Task prompt: Pull out every line with the word "interesting" from the entries below.

Entries supplied:
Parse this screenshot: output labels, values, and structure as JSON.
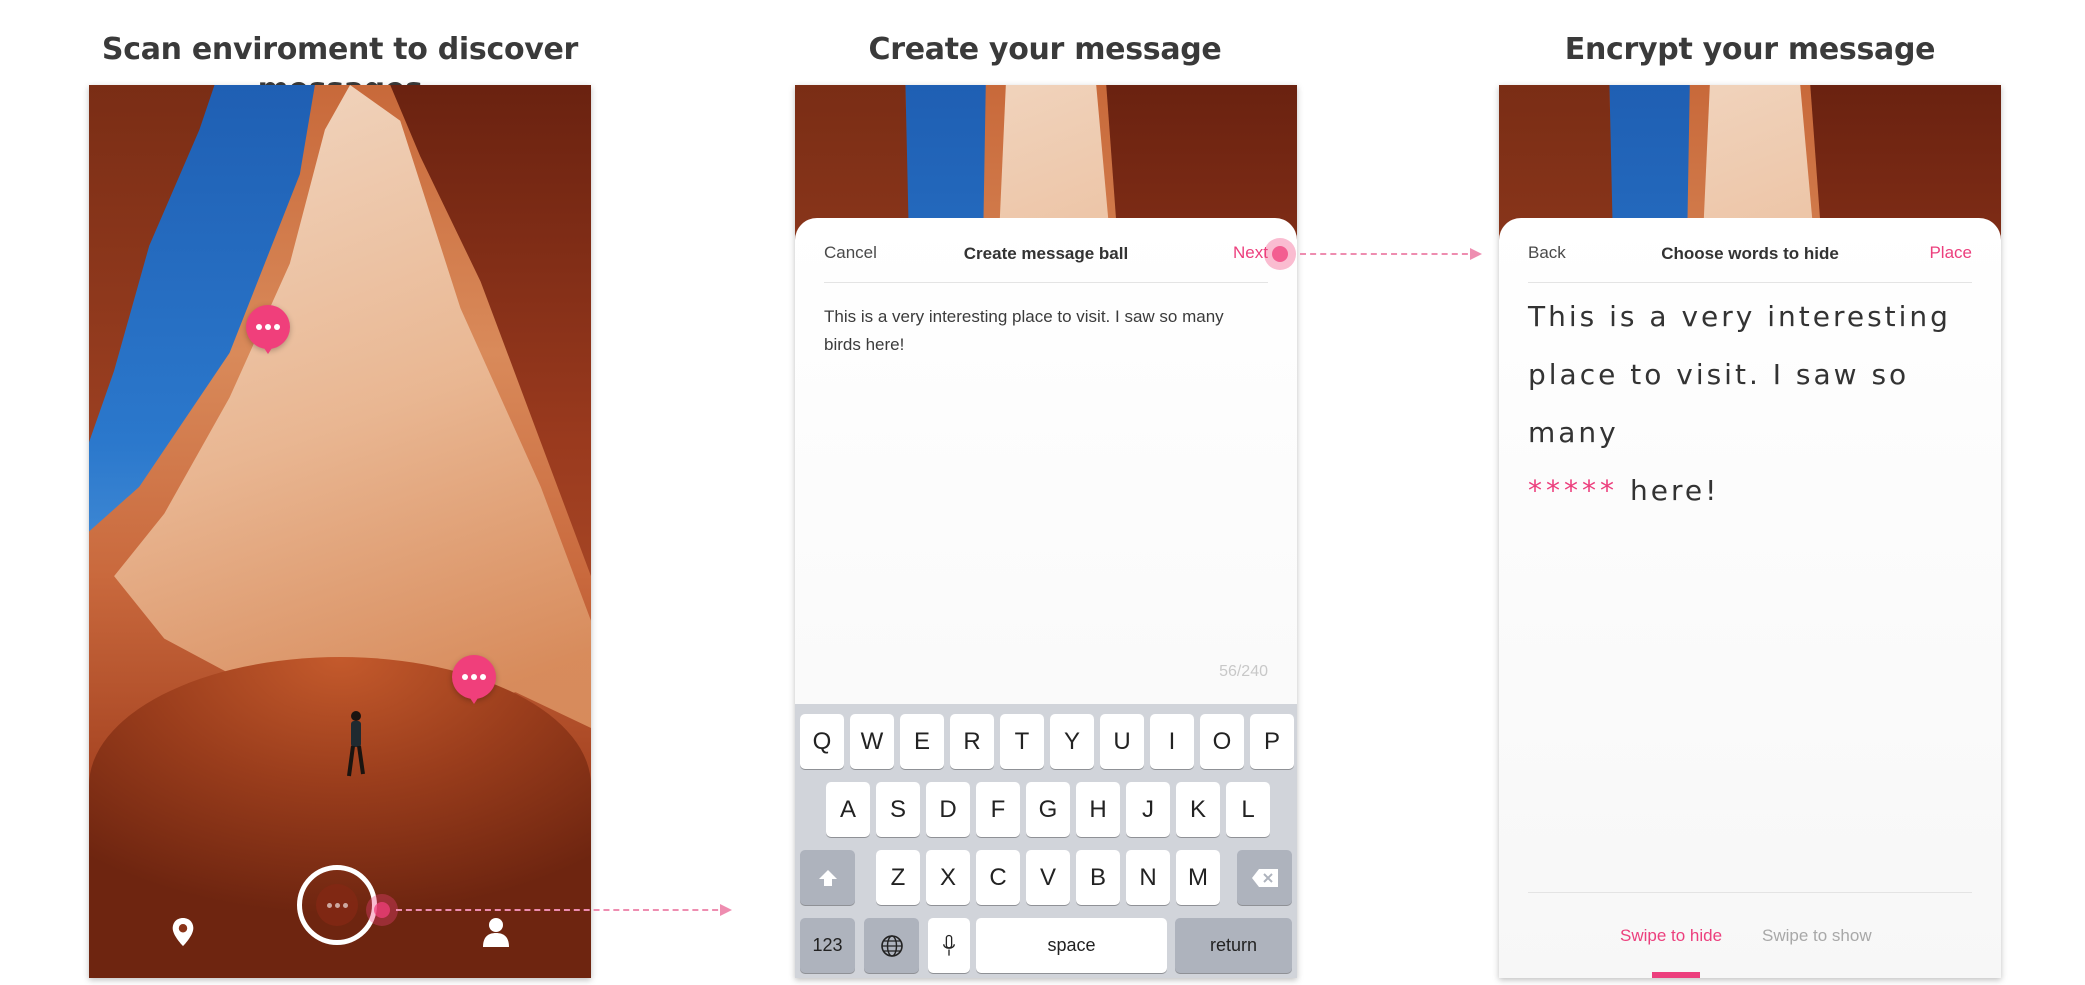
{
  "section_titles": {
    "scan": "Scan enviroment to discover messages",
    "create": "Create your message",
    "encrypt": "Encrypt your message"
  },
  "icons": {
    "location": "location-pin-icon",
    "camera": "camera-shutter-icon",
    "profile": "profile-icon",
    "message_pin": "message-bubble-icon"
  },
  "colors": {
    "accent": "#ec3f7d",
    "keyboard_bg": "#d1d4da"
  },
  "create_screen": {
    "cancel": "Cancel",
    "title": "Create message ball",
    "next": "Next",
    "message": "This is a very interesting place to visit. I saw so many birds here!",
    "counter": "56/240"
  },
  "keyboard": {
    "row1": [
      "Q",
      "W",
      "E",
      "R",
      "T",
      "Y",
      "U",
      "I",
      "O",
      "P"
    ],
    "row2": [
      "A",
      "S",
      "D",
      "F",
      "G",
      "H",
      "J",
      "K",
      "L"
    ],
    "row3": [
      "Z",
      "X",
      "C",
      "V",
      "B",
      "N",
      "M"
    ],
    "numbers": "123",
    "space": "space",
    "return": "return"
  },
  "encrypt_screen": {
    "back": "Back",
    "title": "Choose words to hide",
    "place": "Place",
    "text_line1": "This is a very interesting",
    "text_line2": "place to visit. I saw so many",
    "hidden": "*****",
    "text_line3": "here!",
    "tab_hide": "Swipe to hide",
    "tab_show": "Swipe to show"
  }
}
--
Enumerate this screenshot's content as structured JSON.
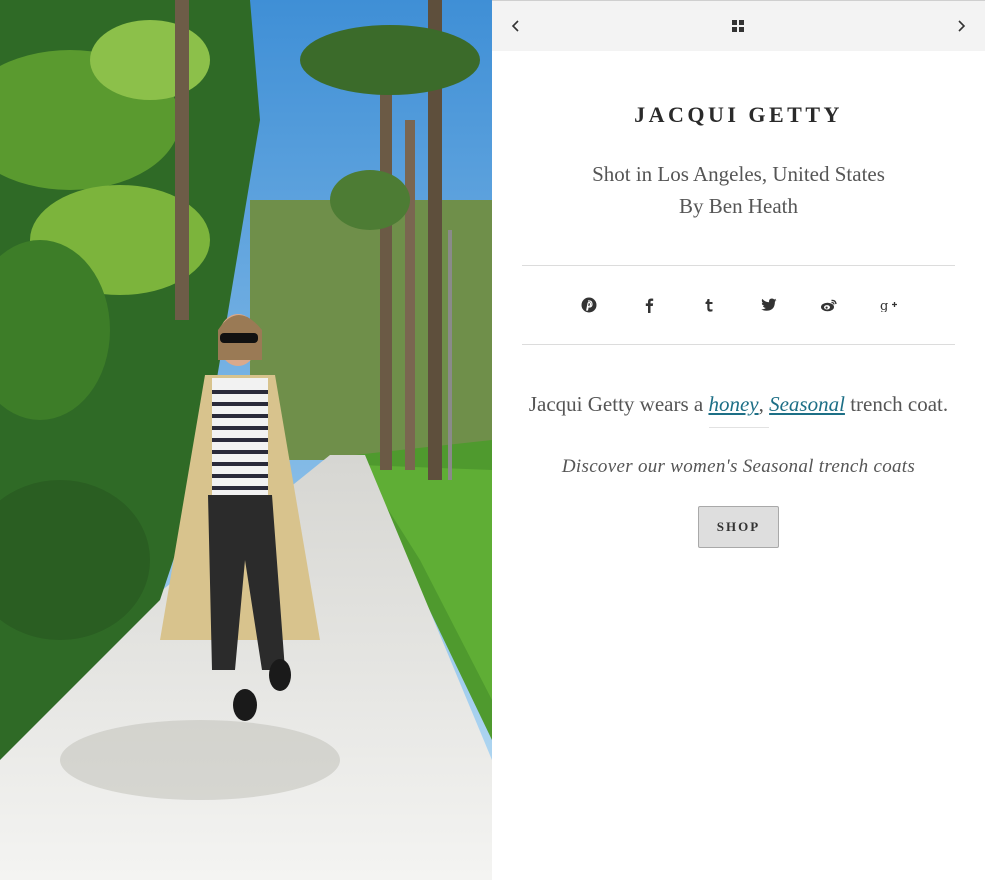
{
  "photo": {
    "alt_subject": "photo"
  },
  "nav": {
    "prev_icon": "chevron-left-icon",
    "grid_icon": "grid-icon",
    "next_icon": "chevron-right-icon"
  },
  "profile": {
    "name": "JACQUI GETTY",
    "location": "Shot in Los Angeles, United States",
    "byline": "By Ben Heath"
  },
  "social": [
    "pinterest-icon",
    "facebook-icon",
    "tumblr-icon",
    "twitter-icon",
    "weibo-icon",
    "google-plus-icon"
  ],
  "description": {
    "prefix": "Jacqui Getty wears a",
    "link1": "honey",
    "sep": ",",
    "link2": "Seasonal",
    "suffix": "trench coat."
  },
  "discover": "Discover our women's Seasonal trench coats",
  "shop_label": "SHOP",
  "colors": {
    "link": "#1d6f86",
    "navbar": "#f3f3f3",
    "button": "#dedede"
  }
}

Solution to the problem:
    "message": "This is a very interesting place to visit. I saw so many birds here!",
    "text_line1": "This is a very interesting",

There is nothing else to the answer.